Два дня уединения истекают, молодые воины отправляются, в свою очередь, к военачальнику: они объявляют ему о своем намерении отправиться в поход; хотя совет и объявил войну, это решение никого не связывает; выступление с войском только добровольное.

Все воины разрисовывают себя черной и красной краской так, как, по их мнению, можно сильнее напугать врага. Одни рисуют продольные и поперечные полосы на щеках; другие круглые или треугольные метки; кто-то вычерчивает на лицах змейки. На открытой груди и оголенных руках воинов пишется вся история их подвигов; специальные шифры отображают количество снятых скальпов, битв, в которых они участвовали, опасности, которых они избежали. Эти иероглифы, нанесенные на кожу синими точками, несмываемы и представляют собой наколки, прижженные сосновой смолой.

Воины, совершенно обнаженные или одетые в рубаху без рукавов, украшают перьями только прядь волос, которую оставляют на макушке. За кожаным поясом у них заткнут нож, чтобы раскраивать черепа; на том же поясе подвешена булава; в правой руке лук или карабин; на левом плече они носят колчан, наполненный стрелами, или рог с порохом и пулями…»

А вот еще несколько эпизодов, описанных Шатобрианом.

«…Во время этой овации вождь поет вполголоса знаменитую песню смерти, которую запевают перед пыткой огнем…

Когда воин прощается со своей хижиной, он останавливается на ее пороге. Если у него есть мать, то именно она первой выходит вперед. Он целует ее глаза и губы, затем подходят сестры, и он касается губами их лба; жена падает перед ним ниц, он желает ей добрых духов. Из всех его детей к нему приводят только сыновей; он прикасается к ним топором или булавой, не произнося ни слова. Наконец, последним появляется отец. Ударив сына по плечу, он произносит речь и приглашает его воздать честь их предкам.

На следующий день на ранней заре военачальник выходит из хижины и издает крик смерти… Лагерь поднимается и вооружается…»

Осведомив таким образом читателя о нравах, обычаях и практической жизни краснокожих Северной Америки, описав их охоту, войны, празднества, похороны, Шатобриан вывел на сцену их самих, сделав истинными героями романа, представил во всех деталях такими, какими увидел, или по меньшей мере такими, какими они должны быть в его представлении, поскольку в соответствии с милой привычкой всех поэтов он просто идеализирует этих страшных дикарей, и мы вынуждены смотреть на них сквозь призму его воображения.

Впрочем, не было ли это уже началом реабилитации этих ужасных мерзавцев, грабителей, воров, грязных, грубых каннибалов, воспетых гением, возвысившимся до доброты и сочувствия к ним?

Что сделать:
Что, согласно отрывку о воинах Северной Америки, делает воин со своими сыновьями, когда прощается со своей хижиной?

Данные:

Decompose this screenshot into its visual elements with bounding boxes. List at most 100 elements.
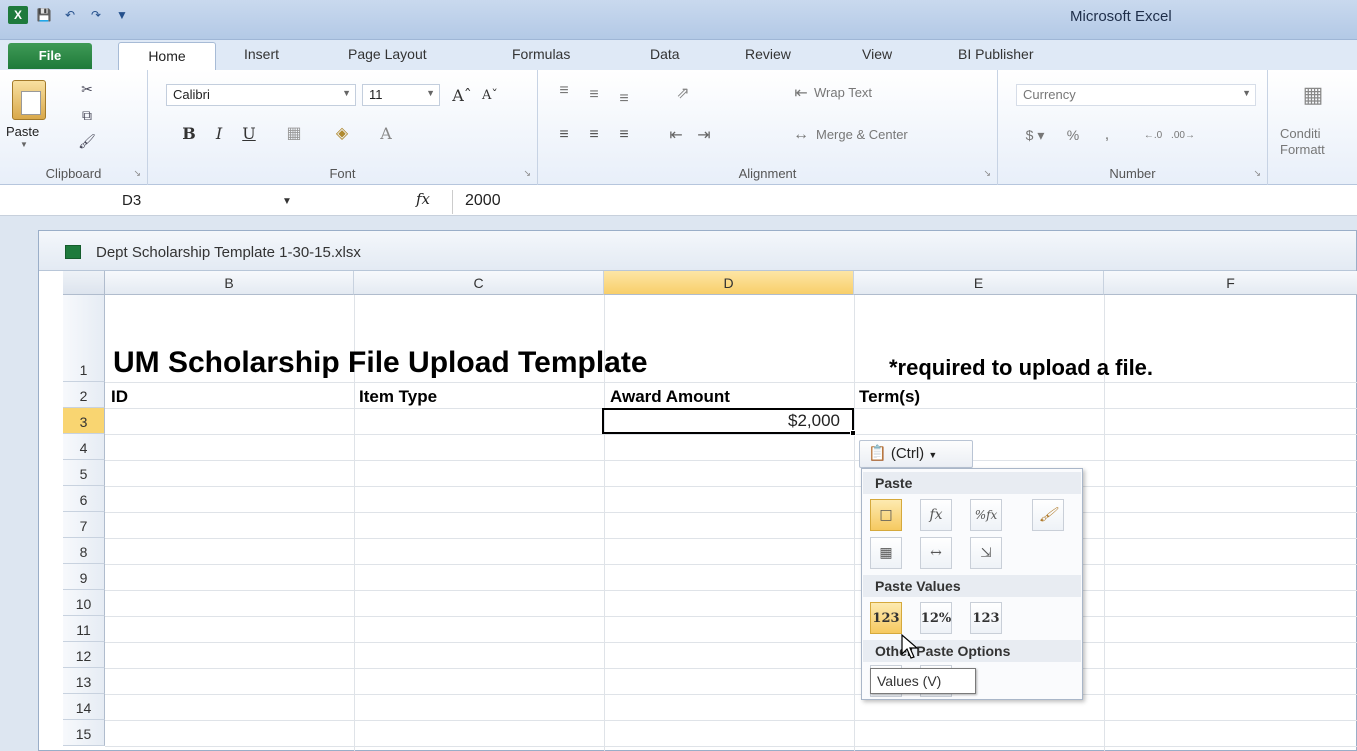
row-header[interactable]: 9 <box>63 564 105 590</box>
sheet-title[interactable]: UM Scholarship File Upload Template <box>113 346 648 380</box>
bold-icon[interactable]: B <box>178 122 200 144</box>
undo-icon[interactable]: ↶ <box>60 6 80 24</box>
row-header[interactable]: 11 <box>63 616 105 642</box>
paste-icon[interactable] <box>12 80 46 120</box>
align-bottom-icon[interactable]: ≡ <box>612 88 636 110</box>
row-header[interactable]: 1 <box>63 295 105 382</box>
copy-icon[interactable]: ⧉ <box>74 104 100 126</box>
values-number-formatting-icon[interactable]: 12% <box>920 602 952 634</box>
row-header[interactable]: 5 <box>63 460 105 486</box>
increase-decimal-icon[interactable]: ←.0 <box>1142 124 1164 146</box>
number-launcher-icon[interactable]: ↘ <box>1253 168 1261 179</box>
paste-formulas-number-formatting-icon[interactable]: %fx <box>970 499 1002 531</box>
keep-column-widths-icon[interactable]: ↔ <box>920 537 952 569</box>
redo-icon[interactable]: ↷ <box>86 6 106 24</box>
customize-qat-icon[interactable]: ▼ <box>112 6 132 24</box>
increase-indent-icon[interactable]: ⇥ <box>692 124 716 146</box>
paste-dropdown-icon[interactable]: ▼ <box>20 140 28 149</box>
row-header[interactable]: 7 <box>63 512 105 538</box>
row-header[interactable]: 3 <box>63 408 105 434</box>
chevron-down-icon[interactable]: ▼ <box>282 190 292 214</box>
italic-icon[interactable]: I <box>208 122 230 144</box>
tab-insert[interactable]: Insert <box>244 46 279 62</box>
merge-center-button[interactable]: Merge & Center <box>816 127 908 142</box>
font-name-combo[interactable]: Calibri ▼ <box>166 84 356 106</box>
save-icon[interactable]: 💾 <box>34 6 54 24</box>
conditional-formatting-label-1[interactable]: Conditi <box>1280 126 1320 141</box>
row-header[interactable]: 12 <box>63 642 105 668</box>
tab-view[interactable]: View <box>862 46 892 62</box>
alignment-launcher-icon[interactable]: ↘ <box>983 168 991 179</box>
decrease-indent-icon[interactable]: ⇤ <box>664 124 688 146</box>
tab-review[interactable]: Review <box>745 46 791 62</box>
percent-icon[interactable]: % <box>1062 124 1084 146</box>
select-all-corner[interactable] <box>63 271 105 295</box>
row-header[interactable]: 14 <box>63 694 105 720</box>
format-painter-icon[interactable]: 🖌 <box>74 130 100 152</box>
number-format-combo[interactable]: Currency ▼ <box>1016 84 1256 106</box>
column-header-d[interactable]: D <box>604 271 854 295</box>
selected-cell-d3[interactable]: $2,000 <box>602 408 854 434</box>
fill-color-icon[interactable]: ◈ <box>328 122 356 144</box>
conditional-formatting-icon[interactable]: ▦ <box>1298 80 1328 110</box>
tab-bi-publisher[interactable]: BI Publisher <box>958 46 1033 62</box>
clipboard-launcher-icon[interactable]: ↘ <box>133 168 141 179</box>
paste-button-label[interactable]: Paste <box>6 124 39 139</box>
align-left-icon[interactable]: ≡ <box>552 124 576 146</box>
conditional-formatting-label-2[interactable]: Formatt <box>1280 142 1325 157</box>
chevron-down-icon[interactable]: ▼ <box>342 88 351 98</box>
column-header-f[interactable]: F <box>1104 271 1357 295</box>
insert-function-icon[interactable]: fx <box>416 190 430 208</box>
chevron-down-icon[interactable]: ▼ <box>1242 88 1251 98</box>
name-box[interactable]: D3 ▼ <box>10 189 310 213</box>
row-header[interactable]: 6 <box>63 486 105 512</box>
column-header-c[interactable]: C <box>354 271 604 295</box>
chevron-down-icon[interactable]: ▼ <box>426 88 435 98</box>
tab-file[interactable]: File <box>8 43 92 69</box>
row-header[interactable]: 15 <box>63 720 105 746</box>
shrink-font-icon[interactable]: Aˇ <box>478 84 502 106</box>
column-header-b[interactable]: B <box>105 271 354 295</box>
paste-icon[interactable]: □ <box>870 499 902 531</box>
required-note[interactable]: *required to upload a file. <box>889 355 1153 381</box>
header-award-amount[interactable]: Award Amount <box>610 387 730 407</box>
header-item-type[interactable]: Item Type <box>359 387 437 407</box>
decrease-decimal-icon[interactable]: .00→ <box>1171 124 1195 146</box>
orientation-icon[interactable]: ⇗ <box>666 82 700 104</box>
formula-input[interactable]: 2000 <box>452 190 501 214</box>
borders-icon[interactable]: ▦ <box>280 122 308 144</box>
tab-page-layout[interactable]: Page Layout <box>348 46 427 62</box>
transpose-icon[interactable]: ⇲ <box>970 537 1002 569</box>
grow-font-icon[interactable]: Aˆ <box>450 84 474 106</box>
values-source-formatting-icon[interactable]: 123 <box>970 602 1002 634</box>
align-top-icon[interactable]: ≡ <box>552 80 576 102</box>
wrap-text-icon[interactable]: ⇤ <box>790 82 812 104</box>
font-size-combo[interactable]: 11 ▼ <box>362 84 440 106</box>
header-id[interactable]: ID <box>111 387 128 407</box>
paste-values-icon[interactable]: 123 <box>870 602 902 634</box>
align-middle-icon[interactable]: ≡ <box>582 84 606 106</box>
underline-icon[interactable]: U <box>238 122 260 144</box>
row-header[interactable]: 4 <box>63 434 105 460</box>
row-header[interactable]: 2 <box>63 382 105 408</box>
keep-source-formatting-icon[interactable]: 🖌 <box>1032 499 1064 531</box>
cut-icon[interactable]: ✂ <box>74 78 100 100</box>
merge-center-icon[interactable]: ↔ <box>790 124 812 146</box>
excel-logo-icon[interactable]: X <box>8 6 28 24</box>
font-color-icon[interactable]: A <box>372 122 400 144</box>
currency-icon[interactable]: $ ▾ <box>1018 124 1052 146</box>
header-terms[interactable]: Term(s) <box>859 387 920 407</box>
font-launcher-icon[interactable]: ↘ <box>523 168 531 179</box>
tab-data[interactable]: Data <box>650 46 680 62</box>
comma-icon[interactable]: , <box>1098 124 1116 146</box>
row-header[interactable]: 8 <box>63 538 105 564</box>
fill-handle[interactable] <box>850 430 856 436</box>
wrap-text-button[interactable]: Wrap Text <box>814 85 872 100</box>
align-right-icon[interactable]: ≡ <box>612 124 636 146</box>
row-header[interactable]: 13 <box>63 668 105 694</box>
paste-options-button[interactable]: 📋 (Ctrl) ▼ <box>859 440 973 468</box>
tab-home[interactable]: Home <box>118 42 216 71</box>
no-borders-icon[interactable]: ▦ <box>870 537 902 569</box>
tab-formulas[interactable]: Formulas <box>512 46 570 62</box>
align-center-icon[interactable]: ≡ <box>582 124 606 146</box>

Выполненное задание:
Он молча прикасается к ним топором или булавой.